--- BEGIN ---

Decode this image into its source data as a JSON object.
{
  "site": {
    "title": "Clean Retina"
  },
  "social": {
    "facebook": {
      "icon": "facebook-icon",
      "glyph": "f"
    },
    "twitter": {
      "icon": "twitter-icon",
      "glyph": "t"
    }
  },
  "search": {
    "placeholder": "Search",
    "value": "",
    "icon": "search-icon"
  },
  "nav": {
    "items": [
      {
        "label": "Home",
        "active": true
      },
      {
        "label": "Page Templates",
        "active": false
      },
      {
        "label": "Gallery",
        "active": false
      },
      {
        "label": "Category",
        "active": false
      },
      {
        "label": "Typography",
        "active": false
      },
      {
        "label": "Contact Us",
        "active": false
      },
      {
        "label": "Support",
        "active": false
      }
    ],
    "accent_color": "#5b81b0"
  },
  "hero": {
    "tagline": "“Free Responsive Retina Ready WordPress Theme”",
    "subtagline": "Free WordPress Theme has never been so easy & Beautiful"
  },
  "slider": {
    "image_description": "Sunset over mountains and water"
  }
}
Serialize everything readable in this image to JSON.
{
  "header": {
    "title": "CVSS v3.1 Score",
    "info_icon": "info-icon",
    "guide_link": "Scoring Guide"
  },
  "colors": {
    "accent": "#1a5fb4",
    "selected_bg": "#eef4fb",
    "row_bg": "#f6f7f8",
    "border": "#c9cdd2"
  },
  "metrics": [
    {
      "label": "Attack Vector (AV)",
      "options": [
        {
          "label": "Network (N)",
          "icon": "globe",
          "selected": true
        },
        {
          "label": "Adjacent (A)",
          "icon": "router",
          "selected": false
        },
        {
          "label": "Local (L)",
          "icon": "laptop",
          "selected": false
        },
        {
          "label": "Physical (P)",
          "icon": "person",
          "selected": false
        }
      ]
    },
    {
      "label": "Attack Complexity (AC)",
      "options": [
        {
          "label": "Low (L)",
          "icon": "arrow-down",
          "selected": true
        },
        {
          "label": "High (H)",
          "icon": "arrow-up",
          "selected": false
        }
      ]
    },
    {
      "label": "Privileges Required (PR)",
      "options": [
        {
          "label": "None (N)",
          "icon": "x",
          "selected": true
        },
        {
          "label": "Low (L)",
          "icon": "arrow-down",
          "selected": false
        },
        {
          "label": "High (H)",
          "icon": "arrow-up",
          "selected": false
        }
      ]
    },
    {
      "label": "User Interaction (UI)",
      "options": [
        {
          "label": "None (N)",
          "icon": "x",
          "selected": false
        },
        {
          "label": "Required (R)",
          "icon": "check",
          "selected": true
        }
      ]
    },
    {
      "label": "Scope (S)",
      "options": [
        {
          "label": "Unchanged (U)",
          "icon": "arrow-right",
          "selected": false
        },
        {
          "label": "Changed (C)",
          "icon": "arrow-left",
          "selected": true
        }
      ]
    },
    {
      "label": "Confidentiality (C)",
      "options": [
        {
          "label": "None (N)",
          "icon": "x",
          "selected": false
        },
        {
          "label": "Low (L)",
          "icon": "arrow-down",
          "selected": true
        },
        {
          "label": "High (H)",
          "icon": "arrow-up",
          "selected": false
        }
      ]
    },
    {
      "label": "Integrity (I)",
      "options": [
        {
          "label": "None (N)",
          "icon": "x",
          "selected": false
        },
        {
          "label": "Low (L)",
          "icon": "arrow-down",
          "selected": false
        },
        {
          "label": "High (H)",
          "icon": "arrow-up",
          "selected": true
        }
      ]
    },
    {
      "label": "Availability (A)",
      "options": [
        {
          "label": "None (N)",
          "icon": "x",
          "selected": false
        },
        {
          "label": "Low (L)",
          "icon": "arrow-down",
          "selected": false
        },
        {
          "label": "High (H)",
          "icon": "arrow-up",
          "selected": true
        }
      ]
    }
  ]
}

--- END ---

Exercise:
Transcribe all the entries, keeping each one exactly as it is.

The reply:
Decode this image into its source data as a JSON object.
{
  "site": {
    "title": "Clean Retina"
  },
  "social": {
    "facebook": {
      "icon": "facebook-icon",
      "glyph": "f"
    },
    "twitter": {
      "icon": "twitter-icon",
      "glyph": "t"
    }
  },
  "search": {
    "placeholder": "Search",
    "value": "",
    "icon": "search-icon"
  },
  "nav": {
    "items": [
      {
        "label": "Home",
        "active": true
      },
      {
        "label": "Page Templates",
        "active": false
      },
      {
        "label": "Gallery",
        "active": false
      },
      {
        "label": "Category",
        "active": false
      },
      {
        "label": "Typography",
        "active": false
      },
      {
        "label": "Contact Us",
        "active": false
      },
      {
        "label": "Support",
        "active": false
      }
    ],
    "accent_color": "#5b81b0"
  },
  "hero": {
    "tagline": "“Free Responsive Retina Ready WordPress Theme”",
    "subtagline": "Free WordPress Theme has never been so easy & Beautiful"
  },
  "slider": {
    "image_description": "Sunset over mountains and water"
  }
}
Serialize everything readable in this image to JSON.
{
  "header": {
    "title": "CVSS v3.1 Score",
    "info_icon": "info-icon",
    "guide_link": "Scoring Guide"
  },
  "colors": {
    "accent": "#1a5fb4",
    "selected_bg": "#eef4fb",
    "row_bg": "#f6f7f8",
    "border": "#c9cdd2"
  },
  "metrics": [
    {
      "label": "Attack Vector (AV)",
      "options": [
        {
          "label": "Network (N)",
          "icon": "globe",
          "selected": true
        },
        {
          "label": "Adjacent (A)",
          "icon": "router",
          "selected": false
        },
        {
          "label": "Local (L)",
          "icon": "laptop",
          "selected": false
        },
        {
          "label": "Physical (P)",
          "icon": "person",
          "selected": false
        }
      ]
    },
    {
      "label": "Attack Complexity (AC)",
      "options": [
        {
          "label": "Low (L)",
          "icon": "arrow-down",
          "selected": true
        },
        {
          "label": "High (H)",
          "icon": "arrow-up",
          "selected": false
        }
      ]
    },
    {
      "label": "Privileges Required (PR)",
      "options": [
        {
          "label": "None (N)",
          "icon": "x",
          "selected": true
        },
        {
          "label": "Low (L)",
          "icon": "arrow-down",
          "selected": false
        },
        {
          "label": "High (H)",
          "icon": "arrow-up",
          "selected": false
        }
      ]
    },
    {
      "label": "User Interaction (UI)",
      "options": [
        {
          "label": "None (N)",
          "icon": "x",
          "selected": false
        },
        {
          "label": "Required (R)",
          "icon": "check",
          "selected": true
        }
      ]
    },
    {
      "label": "Scope (S)",
      "options": [
        {
          "label": "Unchanged (U)",
          "icon": "arrow-right",
          "selected": false
        },
        {
          "label": "Changed (C)",
          "icon": "arrow-left",
          "selected": true
        }
      ]
    },
    {
      "label": "Confidentiality (C)",
      "options": [
        {
          "label": "None (N)",
          "icon": "x",
          "selected": false
        },
        {
          "label": "Low (L)",
          "icon": "arrow-down",
          "selected": true
        },
        {
          "label": "High (H)",
          "icon": "arrow-up",
          "selected": false
        }
      ]
    },
    {
      "label": "Integrity (I)",
      "options": [
        {
          "label": "None (N)",
          "icon": "x",
          "selected": false
        },
        {
          "label": "Low (L)",
          "icon": "arrow-down",
          "selected": false
        },
        {
          "label": "High (H)",
          "icon": "arrow-up",
          "selected": true
        }
      ]
    },
    {
      "label": "Availability (A)",
      "options": [
        {
          "label": "None (N)",
          "icon": "x",
          "selected": false
        },
        {
          "label": "Low (L)",
          "icon": "arrow-down",
          "selected": false
        },
        {
          "label": "High (H)",
          "icon": "arrow-up",
          "selected": true
        }
      ]
    }
  ]
}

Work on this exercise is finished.